>>>>>
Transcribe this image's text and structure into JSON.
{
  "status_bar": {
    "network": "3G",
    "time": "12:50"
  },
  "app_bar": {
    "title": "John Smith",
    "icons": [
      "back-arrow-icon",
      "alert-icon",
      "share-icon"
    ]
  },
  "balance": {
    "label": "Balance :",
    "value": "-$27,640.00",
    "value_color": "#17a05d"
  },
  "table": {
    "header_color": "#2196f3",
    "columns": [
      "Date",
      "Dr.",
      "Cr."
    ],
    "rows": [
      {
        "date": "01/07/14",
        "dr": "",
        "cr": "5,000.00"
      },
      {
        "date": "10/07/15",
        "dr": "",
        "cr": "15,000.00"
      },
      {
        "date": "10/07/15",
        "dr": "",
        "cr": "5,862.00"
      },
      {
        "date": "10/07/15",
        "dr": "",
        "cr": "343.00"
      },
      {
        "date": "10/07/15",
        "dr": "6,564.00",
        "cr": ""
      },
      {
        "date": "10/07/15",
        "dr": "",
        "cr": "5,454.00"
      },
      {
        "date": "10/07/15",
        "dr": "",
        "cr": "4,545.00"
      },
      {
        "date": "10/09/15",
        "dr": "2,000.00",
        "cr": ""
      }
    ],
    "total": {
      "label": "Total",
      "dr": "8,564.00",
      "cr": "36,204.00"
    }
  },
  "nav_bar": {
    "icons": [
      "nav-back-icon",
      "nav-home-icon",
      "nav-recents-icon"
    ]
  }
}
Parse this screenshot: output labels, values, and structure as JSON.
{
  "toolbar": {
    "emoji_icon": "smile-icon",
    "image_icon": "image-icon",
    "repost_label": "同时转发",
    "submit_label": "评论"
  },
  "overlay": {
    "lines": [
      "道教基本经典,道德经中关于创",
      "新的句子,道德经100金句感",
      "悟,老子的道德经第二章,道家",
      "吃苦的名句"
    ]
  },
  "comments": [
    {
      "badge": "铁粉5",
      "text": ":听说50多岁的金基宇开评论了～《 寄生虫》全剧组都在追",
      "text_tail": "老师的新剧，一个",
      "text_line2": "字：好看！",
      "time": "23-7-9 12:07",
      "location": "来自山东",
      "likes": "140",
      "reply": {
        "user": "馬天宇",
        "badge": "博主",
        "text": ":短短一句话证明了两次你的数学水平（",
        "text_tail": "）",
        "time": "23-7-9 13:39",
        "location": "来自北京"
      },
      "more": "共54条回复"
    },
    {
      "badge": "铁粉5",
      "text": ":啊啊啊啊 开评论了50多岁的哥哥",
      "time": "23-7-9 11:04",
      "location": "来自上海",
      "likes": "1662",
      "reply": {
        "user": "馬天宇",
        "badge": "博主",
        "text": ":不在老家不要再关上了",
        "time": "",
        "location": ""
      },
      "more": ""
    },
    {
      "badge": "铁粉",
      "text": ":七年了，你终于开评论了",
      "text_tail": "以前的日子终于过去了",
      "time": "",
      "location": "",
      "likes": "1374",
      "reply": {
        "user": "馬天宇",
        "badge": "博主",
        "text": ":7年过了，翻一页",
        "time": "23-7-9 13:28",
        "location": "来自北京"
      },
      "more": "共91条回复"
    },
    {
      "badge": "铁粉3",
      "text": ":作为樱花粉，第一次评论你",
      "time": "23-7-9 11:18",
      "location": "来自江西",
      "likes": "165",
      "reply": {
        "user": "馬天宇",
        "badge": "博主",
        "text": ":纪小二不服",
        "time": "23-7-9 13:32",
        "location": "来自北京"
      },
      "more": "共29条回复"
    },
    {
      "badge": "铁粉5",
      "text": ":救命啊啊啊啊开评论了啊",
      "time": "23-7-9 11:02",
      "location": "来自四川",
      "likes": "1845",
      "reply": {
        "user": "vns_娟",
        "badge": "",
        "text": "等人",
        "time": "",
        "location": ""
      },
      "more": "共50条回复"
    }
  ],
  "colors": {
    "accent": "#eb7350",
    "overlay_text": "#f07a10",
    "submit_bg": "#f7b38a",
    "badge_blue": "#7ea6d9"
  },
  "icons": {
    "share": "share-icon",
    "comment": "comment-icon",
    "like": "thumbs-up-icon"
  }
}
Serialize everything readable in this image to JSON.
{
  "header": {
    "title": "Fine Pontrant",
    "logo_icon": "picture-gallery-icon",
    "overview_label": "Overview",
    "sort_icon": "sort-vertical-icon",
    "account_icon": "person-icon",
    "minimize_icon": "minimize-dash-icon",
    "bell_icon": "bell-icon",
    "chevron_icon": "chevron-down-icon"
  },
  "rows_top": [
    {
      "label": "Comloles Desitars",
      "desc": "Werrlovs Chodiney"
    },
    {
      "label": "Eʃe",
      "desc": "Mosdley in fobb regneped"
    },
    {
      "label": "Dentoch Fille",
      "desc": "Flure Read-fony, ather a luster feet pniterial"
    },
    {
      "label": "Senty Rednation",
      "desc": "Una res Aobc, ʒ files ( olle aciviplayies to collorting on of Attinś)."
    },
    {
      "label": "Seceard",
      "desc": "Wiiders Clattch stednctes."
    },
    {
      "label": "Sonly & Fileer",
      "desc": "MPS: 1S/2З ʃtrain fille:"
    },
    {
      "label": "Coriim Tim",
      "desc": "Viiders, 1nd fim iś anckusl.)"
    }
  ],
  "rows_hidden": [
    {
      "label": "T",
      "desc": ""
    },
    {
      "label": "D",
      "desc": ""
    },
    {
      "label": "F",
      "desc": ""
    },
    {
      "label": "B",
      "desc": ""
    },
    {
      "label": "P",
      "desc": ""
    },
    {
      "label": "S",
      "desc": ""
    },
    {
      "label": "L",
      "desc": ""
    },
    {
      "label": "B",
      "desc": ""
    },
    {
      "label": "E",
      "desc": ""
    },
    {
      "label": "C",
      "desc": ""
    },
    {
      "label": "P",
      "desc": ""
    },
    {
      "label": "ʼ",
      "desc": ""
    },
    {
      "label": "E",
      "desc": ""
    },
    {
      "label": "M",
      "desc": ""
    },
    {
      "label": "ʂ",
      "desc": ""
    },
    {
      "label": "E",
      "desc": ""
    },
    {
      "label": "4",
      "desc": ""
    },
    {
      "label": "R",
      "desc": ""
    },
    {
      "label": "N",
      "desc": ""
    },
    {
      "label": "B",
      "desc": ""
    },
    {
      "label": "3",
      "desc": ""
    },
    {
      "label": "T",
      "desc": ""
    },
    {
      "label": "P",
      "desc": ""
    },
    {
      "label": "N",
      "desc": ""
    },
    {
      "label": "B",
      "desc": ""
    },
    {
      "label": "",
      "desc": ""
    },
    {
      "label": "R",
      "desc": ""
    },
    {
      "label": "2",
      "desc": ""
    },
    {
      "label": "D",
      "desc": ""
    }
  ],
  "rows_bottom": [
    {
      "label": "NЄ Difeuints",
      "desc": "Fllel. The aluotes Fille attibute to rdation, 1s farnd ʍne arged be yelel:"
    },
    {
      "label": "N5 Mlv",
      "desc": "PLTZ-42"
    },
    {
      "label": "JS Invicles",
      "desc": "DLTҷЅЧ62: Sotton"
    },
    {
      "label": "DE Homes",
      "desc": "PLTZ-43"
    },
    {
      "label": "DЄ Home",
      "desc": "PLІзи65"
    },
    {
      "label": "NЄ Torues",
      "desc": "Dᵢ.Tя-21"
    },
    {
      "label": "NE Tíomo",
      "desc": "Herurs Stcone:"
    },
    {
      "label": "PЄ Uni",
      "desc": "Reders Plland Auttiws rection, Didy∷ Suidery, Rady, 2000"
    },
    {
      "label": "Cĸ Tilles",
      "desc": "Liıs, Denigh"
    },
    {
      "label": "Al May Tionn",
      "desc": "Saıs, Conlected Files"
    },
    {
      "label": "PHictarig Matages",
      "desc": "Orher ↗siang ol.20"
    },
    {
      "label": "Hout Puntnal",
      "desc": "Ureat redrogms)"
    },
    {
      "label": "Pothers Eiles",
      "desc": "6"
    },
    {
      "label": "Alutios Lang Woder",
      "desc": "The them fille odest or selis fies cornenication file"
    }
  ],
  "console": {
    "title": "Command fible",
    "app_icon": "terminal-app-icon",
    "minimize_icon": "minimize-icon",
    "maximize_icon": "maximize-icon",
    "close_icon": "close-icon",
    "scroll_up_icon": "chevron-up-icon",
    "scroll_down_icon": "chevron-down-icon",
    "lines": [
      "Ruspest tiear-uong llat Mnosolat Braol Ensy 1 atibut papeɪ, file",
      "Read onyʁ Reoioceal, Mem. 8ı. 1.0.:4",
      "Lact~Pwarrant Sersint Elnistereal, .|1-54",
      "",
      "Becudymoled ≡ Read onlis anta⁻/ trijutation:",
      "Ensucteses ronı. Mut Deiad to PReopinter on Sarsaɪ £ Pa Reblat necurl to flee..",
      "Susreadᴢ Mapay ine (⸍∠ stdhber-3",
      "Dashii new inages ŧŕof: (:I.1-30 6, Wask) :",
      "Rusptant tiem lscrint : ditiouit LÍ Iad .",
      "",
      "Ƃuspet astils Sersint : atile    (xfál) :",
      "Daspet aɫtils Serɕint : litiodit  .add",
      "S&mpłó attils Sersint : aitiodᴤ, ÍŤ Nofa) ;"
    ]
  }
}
<<<<<
__TASK DESCRIPTION__:
Copy whichever lines in the listing above contain the word "JSON".

__ANSWER BELOW__:
Transcribe this image's text and structure into JSON.
Parse this screenshot: output labels, values, and structure as JSON.
Serialize everything readable in this image to JSON.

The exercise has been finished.